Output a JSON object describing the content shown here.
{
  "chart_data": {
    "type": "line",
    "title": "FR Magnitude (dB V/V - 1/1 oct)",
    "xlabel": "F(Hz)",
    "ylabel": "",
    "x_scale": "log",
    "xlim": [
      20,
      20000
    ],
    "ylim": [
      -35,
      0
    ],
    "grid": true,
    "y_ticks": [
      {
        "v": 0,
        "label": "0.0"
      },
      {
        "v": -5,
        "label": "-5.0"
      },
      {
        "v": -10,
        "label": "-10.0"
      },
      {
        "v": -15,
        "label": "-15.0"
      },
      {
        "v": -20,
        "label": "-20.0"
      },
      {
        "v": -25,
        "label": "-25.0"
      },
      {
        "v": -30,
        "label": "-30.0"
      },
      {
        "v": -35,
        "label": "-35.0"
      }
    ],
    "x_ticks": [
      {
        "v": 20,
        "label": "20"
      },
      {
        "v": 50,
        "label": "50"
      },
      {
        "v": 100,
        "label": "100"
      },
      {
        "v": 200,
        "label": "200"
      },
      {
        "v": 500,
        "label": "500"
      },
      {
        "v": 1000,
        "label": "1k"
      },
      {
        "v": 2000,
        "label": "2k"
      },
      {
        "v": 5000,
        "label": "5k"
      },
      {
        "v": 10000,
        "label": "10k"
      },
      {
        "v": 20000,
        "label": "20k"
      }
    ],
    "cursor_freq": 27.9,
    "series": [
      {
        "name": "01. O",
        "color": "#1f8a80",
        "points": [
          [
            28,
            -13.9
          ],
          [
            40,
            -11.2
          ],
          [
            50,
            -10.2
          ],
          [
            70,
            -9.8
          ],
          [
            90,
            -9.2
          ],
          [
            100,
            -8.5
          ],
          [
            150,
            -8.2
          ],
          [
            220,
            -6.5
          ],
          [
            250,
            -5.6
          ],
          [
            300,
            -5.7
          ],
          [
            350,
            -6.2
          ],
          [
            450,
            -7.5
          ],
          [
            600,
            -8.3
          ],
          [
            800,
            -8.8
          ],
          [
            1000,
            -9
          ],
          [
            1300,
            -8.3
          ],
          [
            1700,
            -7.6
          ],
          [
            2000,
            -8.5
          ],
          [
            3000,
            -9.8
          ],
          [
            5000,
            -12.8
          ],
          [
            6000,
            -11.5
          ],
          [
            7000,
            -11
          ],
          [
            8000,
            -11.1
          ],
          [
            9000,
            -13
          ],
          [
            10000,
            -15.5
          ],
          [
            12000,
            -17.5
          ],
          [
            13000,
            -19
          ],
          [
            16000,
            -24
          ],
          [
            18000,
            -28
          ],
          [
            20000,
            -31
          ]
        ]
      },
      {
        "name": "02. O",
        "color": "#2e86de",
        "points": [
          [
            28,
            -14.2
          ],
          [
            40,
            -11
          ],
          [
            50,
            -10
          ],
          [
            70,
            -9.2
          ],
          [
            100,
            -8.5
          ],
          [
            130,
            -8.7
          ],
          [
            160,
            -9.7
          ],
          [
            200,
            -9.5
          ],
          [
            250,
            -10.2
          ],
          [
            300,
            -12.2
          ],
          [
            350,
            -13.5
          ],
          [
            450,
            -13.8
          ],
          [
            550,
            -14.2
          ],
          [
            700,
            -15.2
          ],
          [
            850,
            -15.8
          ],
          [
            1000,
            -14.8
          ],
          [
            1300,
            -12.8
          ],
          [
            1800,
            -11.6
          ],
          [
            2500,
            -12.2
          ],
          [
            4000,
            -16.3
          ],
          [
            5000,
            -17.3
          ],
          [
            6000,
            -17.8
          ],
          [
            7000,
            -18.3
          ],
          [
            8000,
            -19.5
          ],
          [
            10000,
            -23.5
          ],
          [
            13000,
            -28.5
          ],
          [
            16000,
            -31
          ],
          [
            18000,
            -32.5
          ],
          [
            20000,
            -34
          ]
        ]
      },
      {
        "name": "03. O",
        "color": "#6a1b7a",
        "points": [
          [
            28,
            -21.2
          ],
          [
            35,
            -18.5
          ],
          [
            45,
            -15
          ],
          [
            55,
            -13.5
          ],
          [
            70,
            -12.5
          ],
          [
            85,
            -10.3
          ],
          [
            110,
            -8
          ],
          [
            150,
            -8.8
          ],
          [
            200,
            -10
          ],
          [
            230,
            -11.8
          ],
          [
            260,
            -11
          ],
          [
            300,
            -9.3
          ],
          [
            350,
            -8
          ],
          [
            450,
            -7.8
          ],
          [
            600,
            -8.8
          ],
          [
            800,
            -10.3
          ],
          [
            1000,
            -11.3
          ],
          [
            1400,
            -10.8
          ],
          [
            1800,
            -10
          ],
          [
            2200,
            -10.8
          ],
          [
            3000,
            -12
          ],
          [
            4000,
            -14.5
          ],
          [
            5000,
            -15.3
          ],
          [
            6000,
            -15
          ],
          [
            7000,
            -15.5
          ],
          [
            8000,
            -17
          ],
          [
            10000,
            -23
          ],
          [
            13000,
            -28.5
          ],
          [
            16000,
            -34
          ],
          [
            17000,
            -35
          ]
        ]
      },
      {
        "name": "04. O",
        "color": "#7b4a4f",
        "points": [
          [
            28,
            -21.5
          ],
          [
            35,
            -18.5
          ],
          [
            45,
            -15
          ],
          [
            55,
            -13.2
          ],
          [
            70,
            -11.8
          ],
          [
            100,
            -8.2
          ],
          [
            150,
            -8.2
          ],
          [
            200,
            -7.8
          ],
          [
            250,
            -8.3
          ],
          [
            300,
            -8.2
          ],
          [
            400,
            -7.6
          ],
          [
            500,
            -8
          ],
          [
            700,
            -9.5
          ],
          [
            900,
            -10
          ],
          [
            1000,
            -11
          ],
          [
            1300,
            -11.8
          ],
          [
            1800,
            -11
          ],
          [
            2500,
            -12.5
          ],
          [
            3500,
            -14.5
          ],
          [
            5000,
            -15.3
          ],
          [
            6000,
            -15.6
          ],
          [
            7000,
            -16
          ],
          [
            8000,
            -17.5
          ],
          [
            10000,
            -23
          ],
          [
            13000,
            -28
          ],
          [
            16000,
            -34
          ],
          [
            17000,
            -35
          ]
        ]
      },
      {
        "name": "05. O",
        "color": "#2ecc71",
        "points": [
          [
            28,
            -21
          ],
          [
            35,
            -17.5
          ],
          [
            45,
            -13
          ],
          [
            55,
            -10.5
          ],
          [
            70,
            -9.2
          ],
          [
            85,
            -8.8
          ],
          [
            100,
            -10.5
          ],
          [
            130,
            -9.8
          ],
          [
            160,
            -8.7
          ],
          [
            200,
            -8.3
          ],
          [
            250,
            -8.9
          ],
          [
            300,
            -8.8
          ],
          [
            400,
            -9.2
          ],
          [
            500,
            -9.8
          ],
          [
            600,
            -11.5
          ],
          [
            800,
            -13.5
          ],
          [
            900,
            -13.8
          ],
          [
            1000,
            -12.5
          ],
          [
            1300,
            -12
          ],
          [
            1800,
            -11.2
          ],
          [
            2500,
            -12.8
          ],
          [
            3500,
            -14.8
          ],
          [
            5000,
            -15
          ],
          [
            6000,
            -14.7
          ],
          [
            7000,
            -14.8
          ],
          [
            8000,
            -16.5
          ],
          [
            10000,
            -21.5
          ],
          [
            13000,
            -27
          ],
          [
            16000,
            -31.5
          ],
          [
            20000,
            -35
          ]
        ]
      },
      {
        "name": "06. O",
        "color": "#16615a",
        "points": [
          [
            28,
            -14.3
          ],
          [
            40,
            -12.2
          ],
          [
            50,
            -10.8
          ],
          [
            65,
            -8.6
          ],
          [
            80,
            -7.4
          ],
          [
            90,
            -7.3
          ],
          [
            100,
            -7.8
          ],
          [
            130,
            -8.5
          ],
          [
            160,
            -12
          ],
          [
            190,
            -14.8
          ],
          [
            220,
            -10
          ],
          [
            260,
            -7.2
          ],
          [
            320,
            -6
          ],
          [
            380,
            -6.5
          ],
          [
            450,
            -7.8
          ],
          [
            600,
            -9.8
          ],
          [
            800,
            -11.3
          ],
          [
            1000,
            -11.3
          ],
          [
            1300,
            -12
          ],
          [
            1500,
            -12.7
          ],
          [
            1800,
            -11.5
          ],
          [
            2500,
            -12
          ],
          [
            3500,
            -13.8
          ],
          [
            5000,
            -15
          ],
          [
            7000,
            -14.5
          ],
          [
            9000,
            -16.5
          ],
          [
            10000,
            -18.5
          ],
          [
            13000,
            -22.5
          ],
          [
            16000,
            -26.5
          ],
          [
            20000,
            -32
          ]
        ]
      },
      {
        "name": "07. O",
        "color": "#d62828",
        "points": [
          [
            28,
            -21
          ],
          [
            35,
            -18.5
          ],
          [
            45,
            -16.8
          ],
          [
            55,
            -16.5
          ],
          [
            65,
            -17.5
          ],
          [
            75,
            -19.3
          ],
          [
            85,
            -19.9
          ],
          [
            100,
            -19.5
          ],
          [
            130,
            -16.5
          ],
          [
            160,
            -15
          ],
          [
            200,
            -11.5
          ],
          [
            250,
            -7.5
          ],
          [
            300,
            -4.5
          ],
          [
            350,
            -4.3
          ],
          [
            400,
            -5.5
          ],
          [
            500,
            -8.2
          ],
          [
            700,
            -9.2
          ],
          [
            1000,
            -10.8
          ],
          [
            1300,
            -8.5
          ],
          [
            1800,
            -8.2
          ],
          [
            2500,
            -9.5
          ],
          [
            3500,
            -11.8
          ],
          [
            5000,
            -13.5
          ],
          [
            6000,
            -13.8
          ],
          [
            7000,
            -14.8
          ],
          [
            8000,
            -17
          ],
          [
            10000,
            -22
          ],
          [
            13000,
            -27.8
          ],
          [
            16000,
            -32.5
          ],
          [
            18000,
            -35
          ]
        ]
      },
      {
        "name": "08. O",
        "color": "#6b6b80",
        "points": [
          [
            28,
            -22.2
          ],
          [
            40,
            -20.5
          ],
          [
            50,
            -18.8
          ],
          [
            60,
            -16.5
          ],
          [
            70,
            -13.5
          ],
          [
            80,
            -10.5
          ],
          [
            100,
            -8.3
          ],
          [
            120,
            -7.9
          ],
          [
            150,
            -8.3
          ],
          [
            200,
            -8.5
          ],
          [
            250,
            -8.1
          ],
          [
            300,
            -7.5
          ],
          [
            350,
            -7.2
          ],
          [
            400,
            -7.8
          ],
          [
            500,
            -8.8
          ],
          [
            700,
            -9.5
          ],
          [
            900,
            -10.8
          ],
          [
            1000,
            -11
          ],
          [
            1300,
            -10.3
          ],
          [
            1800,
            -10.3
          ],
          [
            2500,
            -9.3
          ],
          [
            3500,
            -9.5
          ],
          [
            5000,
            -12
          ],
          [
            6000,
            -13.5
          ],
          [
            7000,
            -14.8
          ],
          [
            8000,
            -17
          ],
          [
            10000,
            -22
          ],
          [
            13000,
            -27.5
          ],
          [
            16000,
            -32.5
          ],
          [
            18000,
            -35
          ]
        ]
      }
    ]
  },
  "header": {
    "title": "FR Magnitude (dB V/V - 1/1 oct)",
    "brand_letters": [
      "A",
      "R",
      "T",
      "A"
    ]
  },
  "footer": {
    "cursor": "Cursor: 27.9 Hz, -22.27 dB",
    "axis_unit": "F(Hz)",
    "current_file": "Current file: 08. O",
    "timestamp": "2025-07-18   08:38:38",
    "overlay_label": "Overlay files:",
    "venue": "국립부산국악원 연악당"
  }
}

--------------------

** Problem details **
Keep only the lines that hold the string "color", and copy them out.

** Complete output **
        "color": "#1f8a80",
        "color": "#2e86de",
        "color": "#6a1b7a",
        "color": "#7b4a4f",
        "color": "#2ecc71",
        "color": "#16615a",
        "color": "#d62828",
        "color": "#6b6b80",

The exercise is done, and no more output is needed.